• _TASK DESCRIPTION_: Give the entries again exactly, every one of them.

• _INPUT RECORDS_:
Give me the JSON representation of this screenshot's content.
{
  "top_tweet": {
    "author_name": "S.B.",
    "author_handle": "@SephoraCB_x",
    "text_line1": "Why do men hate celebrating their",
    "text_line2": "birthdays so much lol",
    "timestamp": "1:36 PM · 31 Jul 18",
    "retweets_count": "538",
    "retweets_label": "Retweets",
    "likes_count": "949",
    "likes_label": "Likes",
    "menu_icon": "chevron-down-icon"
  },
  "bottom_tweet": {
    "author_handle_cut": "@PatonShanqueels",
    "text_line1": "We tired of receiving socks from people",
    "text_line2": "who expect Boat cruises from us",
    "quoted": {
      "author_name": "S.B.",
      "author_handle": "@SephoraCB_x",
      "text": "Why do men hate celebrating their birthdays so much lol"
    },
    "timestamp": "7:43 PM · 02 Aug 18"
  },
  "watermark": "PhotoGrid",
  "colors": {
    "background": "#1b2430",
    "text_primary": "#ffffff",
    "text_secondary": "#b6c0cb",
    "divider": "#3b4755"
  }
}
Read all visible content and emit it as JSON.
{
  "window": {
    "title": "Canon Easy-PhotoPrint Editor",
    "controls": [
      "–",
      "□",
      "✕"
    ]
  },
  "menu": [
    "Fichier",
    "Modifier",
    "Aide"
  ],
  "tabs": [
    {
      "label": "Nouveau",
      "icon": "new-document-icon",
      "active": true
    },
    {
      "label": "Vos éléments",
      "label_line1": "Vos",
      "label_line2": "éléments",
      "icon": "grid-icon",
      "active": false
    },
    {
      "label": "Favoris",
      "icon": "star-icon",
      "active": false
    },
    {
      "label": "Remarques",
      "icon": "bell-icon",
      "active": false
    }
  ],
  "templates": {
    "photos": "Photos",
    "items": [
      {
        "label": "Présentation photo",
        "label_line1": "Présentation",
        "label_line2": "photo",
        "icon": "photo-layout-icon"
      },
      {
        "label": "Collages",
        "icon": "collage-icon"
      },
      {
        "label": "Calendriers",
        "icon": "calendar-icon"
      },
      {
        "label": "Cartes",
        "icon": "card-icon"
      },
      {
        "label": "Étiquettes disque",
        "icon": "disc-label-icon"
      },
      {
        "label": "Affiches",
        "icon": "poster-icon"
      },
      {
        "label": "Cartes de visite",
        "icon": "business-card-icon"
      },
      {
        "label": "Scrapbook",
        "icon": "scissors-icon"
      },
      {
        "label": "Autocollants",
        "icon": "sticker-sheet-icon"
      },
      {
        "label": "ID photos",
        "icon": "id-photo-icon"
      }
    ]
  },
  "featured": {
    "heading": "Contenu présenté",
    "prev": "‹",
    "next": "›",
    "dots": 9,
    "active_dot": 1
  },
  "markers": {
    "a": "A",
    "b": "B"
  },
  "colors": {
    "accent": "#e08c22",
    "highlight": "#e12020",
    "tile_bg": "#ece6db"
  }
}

• _COMPLETE ANSWER_:
Give me the JSON representation of this screenshot's content.
{
  "top_tweet": {
    "author_name": "S.B.",
    "author_handle": "@SephoraCB_x",
    "text_line1": "Why do men hate celebrating their",
    "text_line2": "birthdays so much lol",
    "timestamp": "1:36 PM · 31 Jul 18",
    "retweets_count": "538",
    "retweets_label": "Retweets",
    "likes_count": "949",
    "likes_label": "Likes",
    "menu_icon": "chevron-down-icon"
  },
  "bottom_tweet": {
    "author_handle_cut": "@PatonShanqueels",
    "text_line1": "We tired of receiving socks from people",
    "text_line2": "who expect Boat cruises from us",
    "quoted": {
      "author_name": "S.B.",
      "author_handle": "@SephoraCB_x",
      "text": "Why do men hate celebrating their birthdays so much lol"
    },
    "timestamp": "7:43 PM · 02 Aug 18"
  },
  "watermark": "PhotoGrid",
  "colors": {
    "background": "#1b2430",
    "text_primary": "#ffffff",
    "text_secondary": "#b6c0cb",
    "divider": "#3b4755"
  }
}
Read all visible content and emit it as JSON.
{
  "window": {
    "title": "Canon Easy-PhotoPrint Editor",
    "controls": [
      "–",
      "□",
      "✕"
    ]
  },
  "menu": [
    "Fichier",
    "Modifier",
    "Aide"
  ],
  "tabs": [
    {
      "label": "Nouveau",
      "icon": "new-document-icon",
      "active": true
    },
    {
      "label": "Vos éléments",
      "label_line1": "Vos",
      "label_line2": "éléments",
      "icon": "grid-icon",
      "active": false
    },
    {
      "label": "Favoris",
      "icon": "star-icon",
      "active": false
    },
    {
      "label": "Remarques",
      "icon": "bell-icon",
      "active": false
    }
  ],
  "templates": {
    "photos": "Photos",
    "items": [
      {
        "label": "Présentation photo",
        "label_line1": "Présentation",
        "label_line2": "photo",
        "icon": "photo-layout-icon"
      },
      {
        "label": "Collages",
        "icon": "collage-icon"
      },
      {
        "label": "Calendriers",
        "icon": "calendar-icon"
      },
      {
        "label": "Cartes",
        "icon": "card-icon"
      },
      {
        "label": "Étiquettes disque",
        "icon": "disc-label-icon"
      },
      {
        "label": "Affiches",
        "icon": "poster-icon"
      },
      {
        "label": "Cartes de visite",
        "icon": "business-card-icon"
      },
      {
        "label": "Scrapbook",
        "icon": "scissors-icon"
      },
      {
        "label": "Autocollants",
        "icon": "sticker-sheet-icon"
      },
      {
        "label": "ID photos",
        "icon": "id-photo-icon"
      }
    ]
  },
  "featured": {
    "heading": "Contenu présenté",
    "prev": "‹",
    "next": "›",
    "dots": 9,
    "active_dot": 1
  },
  "markers": {
    "a": "A",
    "b": "B"
  },
  "colors": {
    "accent": "#e08c22",
    "highlight": "#e12020",
    "tile_bg": "#ece6db"
  }
}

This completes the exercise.